WHAT NEEDS TO BE DONE
In the listing that follows, how many lines contain the string "step"? Provide only the number.

# START OF PROVIDED INFORMATION

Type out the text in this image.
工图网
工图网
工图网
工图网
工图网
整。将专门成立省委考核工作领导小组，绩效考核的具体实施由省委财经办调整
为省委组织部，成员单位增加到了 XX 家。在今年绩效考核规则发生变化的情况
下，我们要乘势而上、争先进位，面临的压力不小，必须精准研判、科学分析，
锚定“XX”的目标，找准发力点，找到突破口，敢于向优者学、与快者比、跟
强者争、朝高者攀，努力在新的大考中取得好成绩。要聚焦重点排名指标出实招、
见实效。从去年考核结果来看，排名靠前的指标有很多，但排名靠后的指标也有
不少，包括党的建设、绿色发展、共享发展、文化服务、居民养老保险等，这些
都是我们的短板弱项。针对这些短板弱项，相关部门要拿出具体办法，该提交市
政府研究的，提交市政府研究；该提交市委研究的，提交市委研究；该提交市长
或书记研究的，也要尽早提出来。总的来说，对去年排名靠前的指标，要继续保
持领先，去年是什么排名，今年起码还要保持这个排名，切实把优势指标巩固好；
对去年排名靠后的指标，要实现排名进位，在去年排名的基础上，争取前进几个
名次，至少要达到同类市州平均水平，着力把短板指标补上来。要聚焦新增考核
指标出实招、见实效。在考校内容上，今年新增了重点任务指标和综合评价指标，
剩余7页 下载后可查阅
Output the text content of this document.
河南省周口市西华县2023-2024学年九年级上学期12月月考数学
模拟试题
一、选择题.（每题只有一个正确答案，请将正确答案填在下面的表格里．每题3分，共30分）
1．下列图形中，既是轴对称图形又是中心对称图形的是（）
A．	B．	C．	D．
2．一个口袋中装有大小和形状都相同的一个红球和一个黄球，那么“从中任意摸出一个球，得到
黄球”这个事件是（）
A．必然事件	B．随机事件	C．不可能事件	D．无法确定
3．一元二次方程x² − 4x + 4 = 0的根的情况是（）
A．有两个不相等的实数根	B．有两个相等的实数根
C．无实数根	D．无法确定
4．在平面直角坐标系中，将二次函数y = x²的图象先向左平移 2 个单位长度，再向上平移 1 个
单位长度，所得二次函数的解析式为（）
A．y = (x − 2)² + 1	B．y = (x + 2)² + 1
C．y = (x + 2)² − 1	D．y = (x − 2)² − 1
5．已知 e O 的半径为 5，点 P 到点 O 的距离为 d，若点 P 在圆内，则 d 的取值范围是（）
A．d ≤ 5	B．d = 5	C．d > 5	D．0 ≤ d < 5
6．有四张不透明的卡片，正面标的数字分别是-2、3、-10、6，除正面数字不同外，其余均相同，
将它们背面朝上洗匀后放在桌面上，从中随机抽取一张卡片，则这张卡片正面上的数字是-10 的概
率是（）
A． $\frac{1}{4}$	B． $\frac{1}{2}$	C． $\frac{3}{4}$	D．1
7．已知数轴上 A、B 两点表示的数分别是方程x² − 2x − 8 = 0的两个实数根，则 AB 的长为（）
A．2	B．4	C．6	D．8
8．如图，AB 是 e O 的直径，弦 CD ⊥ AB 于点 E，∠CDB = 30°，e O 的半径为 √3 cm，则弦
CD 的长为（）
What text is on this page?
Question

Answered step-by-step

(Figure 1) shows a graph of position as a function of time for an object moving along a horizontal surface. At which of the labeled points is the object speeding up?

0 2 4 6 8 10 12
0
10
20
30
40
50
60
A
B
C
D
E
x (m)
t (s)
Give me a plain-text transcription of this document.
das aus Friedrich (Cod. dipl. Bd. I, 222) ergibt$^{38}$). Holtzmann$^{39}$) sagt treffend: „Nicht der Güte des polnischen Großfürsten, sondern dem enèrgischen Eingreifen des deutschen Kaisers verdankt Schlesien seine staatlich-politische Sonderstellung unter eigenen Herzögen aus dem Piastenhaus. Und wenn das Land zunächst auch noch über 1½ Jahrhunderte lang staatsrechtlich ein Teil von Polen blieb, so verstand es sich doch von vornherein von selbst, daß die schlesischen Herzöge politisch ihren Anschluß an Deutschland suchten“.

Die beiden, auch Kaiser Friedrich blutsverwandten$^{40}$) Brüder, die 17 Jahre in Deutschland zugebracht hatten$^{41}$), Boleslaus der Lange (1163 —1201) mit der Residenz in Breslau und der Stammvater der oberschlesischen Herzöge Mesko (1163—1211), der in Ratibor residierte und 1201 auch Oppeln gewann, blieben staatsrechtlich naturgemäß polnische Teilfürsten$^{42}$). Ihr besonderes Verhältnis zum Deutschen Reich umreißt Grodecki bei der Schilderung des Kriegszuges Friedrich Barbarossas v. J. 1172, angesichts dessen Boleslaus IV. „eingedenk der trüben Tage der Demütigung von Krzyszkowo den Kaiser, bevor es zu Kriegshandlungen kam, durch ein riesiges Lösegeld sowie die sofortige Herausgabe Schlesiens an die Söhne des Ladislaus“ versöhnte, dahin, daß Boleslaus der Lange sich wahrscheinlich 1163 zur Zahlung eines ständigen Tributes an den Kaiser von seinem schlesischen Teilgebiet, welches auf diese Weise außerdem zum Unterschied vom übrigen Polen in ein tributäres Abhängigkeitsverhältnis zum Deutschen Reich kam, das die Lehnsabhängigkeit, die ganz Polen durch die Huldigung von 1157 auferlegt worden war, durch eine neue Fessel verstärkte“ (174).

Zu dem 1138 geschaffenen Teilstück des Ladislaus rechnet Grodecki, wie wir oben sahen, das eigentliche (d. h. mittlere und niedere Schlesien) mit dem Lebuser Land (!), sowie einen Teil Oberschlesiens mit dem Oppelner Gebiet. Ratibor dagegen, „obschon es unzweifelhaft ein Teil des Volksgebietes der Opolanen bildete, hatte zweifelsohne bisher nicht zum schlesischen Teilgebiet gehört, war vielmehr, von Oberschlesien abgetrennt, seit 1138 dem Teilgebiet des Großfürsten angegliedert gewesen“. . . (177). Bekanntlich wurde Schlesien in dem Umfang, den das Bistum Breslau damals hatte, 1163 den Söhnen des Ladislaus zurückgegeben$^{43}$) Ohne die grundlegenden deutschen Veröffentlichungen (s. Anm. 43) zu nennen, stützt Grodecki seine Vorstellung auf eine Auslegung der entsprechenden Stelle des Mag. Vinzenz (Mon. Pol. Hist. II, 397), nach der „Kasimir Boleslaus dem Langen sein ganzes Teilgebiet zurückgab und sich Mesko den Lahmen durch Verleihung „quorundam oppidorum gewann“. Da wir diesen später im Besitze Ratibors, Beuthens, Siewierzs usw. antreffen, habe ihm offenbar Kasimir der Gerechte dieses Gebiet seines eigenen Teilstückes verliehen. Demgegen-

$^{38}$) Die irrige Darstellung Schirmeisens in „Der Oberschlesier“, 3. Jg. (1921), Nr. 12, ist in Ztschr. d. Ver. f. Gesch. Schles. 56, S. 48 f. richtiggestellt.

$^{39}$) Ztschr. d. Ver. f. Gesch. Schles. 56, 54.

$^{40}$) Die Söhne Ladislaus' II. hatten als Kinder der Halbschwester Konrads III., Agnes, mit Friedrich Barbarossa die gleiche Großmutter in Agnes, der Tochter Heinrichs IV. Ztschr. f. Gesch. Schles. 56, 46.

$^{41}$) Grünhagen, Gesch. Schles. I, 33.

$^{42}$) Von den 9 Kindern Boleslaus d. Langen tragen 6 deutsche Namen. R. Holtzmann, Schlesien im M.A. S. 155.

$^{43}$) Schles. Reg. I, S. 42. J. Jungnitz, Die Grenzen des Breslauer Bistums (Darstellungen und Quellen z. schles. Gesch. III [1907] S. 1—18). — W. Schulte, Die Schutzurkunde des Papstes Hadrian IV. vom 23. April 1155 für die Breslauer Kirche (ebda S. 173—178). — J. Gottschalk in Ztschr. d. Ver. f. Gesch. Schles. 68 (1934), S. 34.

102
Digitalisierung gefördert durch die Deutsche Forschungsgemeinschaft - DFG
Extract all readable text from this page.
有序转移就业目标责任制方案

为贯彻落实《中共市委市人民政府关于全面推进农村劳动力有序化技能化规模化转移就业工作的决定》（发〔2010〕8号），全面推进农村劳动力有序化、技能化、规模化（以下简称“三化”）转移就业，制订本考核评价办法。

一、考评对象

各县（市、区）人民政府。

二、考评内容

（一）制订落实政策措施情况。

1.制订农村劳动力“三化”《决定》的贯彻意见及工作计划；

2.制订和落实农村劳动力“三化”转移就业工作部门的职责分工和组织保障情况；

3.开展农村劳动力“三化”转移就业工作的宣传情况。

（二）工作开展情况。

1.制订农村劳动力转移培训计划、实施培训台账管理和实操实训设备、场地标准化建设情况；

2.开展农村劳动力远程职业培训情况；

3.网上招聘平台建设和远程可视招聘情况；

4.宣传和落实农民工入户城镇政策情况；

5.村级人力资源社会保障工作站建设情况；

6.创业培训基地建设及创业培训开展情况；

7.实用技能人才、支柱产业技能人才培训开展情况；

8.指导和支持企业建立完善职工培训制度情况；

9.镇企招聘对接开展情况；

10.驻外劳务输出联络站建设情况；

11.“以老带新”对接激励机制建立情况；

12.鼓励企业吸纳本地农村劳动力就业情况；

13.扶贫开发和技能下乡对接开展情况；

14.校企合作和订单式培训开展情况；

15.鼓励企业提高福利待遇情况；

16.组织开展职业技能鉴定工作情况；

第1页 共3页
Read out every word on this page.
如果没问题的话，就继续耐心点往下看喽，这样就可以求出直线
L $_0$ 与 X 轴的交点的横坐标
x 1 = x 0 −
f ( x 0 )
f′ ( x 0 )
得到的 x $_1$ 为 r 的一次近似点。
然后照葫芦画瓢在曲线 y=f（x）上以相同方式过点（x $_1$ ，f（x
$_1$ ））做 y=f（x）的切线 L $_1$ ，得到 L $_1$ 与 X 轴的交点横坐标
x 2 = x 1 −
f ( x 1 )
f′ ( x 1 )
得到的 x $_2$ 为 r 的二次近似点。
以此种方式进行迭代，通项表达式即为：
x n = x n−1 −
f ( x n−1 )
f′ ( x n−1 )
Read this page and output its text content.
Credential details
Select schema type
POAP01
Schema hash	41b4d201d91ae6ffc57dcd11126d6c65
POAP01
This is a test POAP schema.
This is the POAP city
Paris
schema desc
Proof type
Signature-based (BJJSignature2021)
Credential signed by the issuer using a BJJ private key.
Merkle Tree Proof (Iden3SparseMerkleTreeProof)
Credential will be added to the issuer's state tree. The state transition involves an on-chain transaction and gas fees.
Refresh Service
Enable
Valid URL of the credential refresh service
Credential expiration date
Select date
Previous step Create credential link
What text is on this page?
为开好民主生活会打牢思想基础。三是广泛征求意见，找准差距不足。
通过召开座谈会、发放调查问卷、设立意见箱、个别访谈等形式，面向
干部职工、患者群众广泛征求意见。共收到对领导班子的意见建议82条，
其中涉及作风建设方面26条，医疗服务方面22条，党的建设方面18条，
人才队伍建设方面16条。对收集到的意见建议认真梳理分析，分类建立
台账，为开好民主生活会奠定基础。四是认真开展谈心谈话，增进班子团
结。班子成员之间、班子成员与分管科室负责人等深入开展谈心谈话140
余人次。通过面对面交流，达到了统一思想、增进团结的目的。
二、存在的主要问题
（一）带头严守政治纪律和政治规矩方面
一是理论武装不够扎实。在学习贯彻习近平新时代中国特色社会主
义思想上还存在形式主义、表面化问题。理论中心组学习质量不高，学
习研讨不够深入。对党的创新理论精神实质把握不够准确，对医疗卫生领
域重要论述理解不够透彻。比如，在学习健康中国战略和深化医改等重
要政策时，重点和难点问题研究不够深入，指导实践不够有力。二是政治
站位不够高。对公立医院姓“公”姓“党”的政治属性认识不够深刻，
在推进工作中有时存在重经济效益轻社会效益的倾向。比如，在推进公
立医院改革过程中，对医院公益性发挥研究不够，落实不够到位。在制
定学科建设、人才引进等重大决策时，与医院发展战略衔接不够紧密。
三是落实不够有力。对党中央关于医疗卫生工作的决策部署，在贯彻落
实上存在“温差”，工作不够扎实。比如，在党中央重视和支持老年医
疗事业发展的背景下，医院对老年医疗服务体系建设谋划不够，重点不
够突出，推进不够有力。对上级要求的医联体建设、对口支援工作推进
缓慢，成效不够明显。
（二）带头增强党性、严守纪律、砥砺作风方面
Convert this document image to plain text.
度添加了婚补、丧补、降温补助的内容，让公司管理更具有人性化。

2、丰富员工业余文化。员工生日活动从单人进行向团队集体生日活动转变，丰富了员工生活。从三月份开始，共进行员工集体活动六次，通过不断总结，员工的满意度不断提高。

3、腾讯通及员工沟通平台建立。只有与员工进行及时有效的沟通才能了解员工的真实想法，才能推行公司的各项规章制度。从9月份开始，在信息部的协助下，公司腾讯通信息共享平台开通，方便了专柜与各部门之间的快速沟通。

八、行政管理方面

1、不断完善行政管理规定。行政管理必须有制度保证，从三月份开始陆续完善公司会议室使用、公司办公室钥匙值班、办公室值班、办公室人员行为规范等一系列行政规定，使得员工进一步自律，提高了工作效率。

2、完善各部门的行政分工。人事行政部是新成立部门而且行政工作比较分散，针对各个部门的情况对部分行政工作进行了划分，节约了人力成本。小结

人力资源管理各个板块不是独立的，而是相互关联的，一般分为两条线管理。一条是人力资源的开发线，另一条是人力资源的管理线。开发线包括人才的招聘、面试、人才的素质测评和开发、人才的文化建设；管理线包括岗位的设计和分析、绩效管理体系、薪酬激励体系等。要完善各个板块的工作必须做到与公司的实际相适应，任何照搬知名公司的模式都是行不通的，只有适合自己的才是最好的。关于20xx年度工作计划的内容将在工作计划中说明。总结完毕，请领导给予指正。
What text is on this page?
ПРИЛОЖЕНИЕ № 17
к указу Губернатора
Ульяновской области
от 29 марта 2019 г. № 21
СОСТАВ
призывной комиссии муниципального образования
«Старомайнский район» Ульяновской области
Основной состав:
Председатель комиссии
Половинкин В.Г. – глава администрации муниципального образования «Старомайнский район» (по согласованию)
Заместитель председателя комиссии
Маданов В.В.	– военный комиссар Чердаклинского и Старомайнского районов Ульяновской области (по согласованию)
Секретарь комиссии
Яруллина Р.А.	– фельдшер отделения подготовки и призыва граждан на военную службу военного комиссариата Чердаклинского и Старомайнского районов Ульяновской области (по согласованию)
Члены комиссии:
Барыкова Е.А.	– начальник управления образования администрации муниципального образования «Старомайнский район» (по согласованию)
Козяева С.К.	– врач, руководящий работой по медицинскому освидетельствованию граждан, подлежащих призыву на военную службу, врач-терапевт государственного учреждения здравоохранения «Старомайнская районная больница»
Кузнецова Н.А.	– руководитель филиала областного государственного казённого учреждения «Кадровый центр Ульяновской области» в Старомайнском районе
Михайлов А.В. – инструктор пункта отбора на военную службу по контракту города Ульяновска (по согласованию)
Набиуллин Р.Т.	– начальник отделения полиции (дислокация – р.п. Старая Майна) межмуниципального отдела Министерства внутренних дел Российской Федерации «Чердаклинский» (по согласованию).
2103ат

# END OF PROVIDED INFORMATION

THE RESPONSE
2